BEGIN Recorded information

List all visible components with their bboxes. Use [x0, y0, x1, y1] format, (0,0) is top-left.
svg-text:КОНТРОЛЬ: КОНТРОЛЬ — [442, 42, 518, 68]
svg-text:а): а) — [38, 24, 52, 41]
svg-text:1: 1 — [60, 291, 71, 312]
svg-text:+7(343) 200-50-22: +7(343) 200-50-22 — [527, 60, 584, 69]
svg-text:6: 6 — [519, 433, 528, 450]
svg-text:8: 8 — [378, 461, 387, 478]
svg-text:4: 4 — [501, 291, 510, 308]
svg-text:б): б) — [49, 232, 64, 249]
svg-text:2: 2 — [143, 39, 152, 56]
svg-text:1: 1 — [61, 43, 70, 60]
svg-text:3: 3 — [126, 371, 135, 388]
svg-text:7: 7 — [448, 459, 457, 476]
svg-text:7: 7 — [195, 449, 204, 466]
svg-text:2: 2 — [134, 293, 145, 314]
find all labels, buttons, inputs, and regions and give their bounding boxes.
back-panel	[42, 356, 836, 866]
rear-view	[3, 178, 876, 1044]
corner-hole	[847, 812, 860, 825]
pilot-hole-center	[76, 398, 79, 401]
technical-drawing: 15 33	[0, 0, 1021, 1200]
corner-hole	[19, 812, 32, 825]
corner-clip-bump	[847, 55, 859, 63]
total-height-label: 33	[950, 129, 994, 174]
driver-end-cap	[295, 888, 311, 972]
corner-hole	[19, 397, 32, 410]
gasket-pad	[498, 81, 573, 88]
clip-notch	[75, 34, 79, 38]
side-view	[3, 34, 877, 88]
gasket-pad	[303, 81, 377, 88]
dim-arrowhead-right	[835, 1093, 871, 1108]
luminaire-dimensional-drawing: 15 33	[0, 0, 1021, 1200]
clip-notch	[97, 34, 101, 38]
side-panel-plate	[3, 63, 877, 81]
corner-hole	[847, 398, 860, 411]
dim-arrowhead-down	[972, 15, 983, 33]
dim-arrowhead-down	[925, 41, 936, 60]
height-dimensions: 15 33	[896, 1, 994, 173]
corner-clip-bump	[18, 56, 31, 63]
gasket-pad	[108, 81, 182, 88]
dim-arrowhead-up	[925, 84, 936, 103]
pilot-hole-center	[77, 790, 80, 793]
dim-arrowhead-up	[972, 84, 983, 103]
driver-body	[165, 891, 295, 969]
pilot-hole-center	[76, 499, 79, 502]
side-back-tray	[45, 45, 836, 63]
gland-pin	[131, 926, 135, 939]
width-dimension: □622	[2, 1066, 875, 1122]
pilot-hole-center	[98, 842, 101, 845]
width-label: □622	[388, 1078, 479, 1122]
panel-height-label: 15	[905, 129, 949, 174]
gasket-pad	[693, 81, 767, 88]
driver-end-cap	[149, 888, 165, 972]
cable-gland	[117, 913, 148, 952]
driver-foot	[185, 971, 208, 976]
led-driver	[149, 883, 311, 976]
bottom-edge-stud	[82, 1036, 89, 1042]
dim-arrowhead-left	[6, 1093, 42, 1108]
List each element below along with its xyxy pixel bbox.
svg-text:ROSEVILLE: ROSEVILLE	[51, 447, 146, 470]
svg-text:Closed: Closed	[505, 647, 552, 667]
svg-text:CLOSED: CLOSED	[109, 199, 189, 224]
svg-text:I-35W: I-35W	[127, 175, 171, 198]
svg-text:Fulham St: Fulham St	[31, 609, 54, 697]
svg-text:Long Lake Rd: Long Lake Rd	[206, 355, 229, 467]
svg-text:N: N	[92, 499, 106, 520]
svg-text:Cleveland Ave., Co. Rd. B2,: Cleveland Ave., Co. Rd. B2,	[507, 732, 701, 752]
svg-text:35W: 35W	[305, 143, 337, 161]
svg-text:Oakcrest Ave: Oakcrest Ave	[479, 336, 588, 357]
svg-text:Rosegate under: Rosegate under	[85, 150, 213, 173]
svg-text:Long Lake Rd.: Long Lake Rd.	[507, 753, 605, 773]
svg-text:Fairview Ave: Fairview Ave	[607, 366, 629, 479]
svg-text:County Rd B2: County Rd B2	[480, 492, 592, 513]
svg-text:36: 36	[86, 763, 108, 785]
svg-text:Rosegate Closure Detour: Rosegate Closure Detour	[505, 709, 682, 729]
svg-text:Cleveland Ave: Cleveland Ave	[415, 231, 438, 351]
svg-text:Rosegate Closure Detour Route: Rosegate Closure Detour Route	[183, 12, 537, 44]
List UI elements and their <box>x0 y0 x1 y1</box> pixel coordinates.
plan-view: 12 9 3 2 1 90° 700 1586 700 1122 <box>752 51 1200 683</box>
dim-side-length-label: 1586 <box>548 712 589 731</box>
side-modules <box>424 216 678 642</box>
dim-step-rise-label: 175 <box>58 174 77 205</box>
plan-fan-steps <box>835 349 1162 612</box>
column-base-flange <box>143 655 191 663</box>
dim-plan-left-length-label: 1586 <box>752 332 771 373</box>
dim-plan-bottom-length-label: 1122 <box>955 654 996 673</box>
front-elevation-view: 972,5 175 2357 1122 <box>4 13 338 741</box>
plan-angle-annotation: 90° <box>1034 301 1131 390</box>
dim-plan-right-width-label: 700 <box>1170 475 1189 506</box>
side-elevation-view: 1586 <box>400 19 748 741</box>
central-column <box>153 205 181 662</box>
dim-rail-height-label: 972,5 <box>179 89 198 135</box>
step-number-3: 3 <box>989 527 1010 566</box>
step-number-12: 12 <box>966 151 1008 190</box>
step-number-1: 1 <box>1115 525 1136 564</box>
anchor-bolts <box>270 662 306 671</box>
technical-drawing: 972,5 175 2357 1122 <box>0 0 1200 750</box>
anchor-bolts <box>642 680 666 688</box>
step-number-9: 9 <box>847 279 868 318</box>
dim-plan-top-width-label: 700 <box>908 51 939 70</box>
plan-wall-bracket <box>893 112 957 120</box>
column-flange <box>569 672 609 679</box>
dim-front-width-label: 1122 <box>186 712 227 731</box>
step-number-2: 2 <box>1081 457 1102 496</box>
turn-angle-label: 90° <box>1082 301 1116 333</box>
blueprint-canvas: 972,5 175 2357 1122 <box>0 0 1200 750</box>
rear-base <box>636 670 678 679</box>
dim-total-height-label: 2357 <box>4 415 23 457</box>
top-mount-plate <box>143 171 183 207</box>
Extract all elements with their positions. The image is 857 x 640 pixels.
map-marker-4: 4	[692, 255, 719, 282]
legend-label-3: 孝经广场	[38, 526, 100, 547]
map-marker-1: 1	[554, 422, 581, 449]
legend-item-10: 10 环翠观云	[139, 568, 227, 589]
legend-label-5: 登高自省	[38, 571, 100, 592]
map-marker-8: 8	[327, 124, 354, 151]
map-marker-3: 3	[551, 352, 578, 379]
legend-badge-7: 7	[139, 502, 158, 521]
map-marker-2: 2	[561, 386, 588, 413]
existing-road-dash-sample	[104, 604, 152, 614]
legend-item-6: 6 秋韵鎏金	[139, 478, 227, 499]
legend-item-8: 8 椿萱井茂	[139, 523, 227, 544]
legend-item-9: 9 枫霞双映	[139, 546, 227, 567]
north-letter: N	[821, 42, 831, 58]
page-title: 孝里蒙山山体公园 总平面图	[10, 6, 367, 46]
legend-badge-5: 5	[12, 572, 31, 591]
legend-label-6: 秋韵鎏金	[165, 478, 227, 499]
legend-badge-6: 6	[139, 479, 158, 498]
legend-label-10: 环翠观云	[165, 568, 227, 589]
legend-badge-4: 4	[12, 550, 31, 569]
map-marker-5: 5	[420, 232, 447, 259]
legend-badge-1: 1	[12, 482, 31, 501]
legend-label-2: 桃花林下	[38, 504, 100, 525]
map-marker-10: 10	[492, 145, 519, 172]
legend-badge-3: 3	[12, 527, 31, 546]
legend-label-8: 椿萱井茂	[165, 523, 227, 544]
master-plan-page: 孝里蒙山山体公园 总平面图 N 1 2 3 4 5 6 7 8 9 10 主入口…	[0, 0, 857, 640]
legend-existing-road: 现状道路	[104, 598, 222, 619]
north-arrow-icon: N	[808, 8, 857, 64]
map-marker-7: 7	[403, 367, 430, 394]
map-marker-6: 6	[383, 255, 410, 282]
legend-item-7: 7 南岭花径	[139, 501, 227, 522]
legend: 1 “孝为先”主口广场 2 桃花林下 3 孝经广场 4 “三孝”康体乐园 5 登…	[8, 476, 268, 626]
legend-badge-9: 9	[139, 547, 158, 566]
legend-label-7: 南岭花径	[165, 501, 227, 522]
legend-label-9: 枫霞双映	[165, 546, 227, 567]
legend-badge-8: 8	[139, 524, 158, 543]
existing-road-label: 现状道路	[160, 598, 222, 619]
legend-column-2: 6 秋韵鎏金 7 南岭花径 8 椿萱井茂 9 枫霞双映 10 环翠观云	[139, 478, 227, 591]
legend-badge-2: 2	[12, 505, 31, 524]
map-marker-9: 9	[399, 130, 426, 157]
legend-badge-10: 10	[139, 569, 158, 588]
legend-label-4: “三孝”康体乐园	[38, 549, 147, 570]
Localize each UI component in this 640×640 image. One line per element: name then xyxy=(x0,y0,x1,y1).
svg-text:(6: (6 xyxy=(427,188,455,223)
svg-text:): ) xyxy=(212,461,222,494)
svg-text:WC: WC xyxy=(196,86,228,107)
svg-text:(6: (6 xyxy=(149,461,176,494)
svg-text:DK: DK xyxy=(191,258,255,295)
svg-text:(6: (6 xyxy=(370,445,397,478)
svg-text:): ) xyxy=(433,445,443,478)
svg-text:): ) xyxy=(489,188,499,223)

END Recorded information

Rewrite the listing starting at its first line and ending at the line that contains "398, 860, 411]", changing every "corner-hole" to "mounting-hole" and leaving everything else unchanged.

* [Output]:
List all visible components with their bboxes. Use [x0, y0, x1, y1] format, (0,0) is top-left.
svg-text:КОНТРОЛЬ: КОНТРОЛЬ — [442, 42, 518, 68]
svg-text:а): а) — [38, 24, 52, 41]
svg-text:1: 1 — [60, 291, 71, 312]
svg-text:+7(343) 200-50-22: +7(343) 200-50-22 — [527, 60, 584, 69]
svg-text:6: 6 — [519, 433, 528, 450]
svg-text:8: 8 — [378, 461, 387, 478]
svg-text:4: 4 — [501, 291, 510, 308]
svg-text:б): б) — [49, 232, 64, 249]
svg-text:2: 2 — [143, 39, 152, 56]
svg-text:1: 1 — [61, 43, 70, 60]
svg-text:3: 3 — [126, 371, 135, 388]
svg-text:7: 7 — [448, 459, 457, 476]
svg-text:7: 7 — [195, 449, 204, 466]
svg-text:2: 2 — [134, 293, 145, 314]
find all labels, buttons, inputs, and regions and give their bounding boxes.
back-panel	[42, 356, 836, 866]
rear-view	[3, 178, 876, 1044]
mounting-hole	[847, 812, 860, 825]
pilot-hole-center	[76, 398, 79, 401]
technical-drawing: 15 33	[0, 0, 1021, 1200]
mounting-hole	[19, 812, 32, 825]
corner-clip-bump	[847, 55, 859, 63]
total-height-label: 33	[950, 129, 994, 174]
driver-end-cap	[295, 888, 311, 972]
mounting-hole	[19, 397, 32, 410]
gasket-pad	[498, 81, 573, 88]
clip-notch	[75, 34, 79, 38]
side-view	[3, 34, 877, 88]
gasket-pad	[303, 81, 377, 88]
dim-arrowhead-right	[835, 1093, 871, 1108]
luminaire-dimensional-drawing: 15 33	[0, 0, 1021, 1200]
clip-notch	[97, 34, 101, 38]
side-panel-plate	[3, 63, 877, 81]
mounting-hole	[847, 398, 860, 411]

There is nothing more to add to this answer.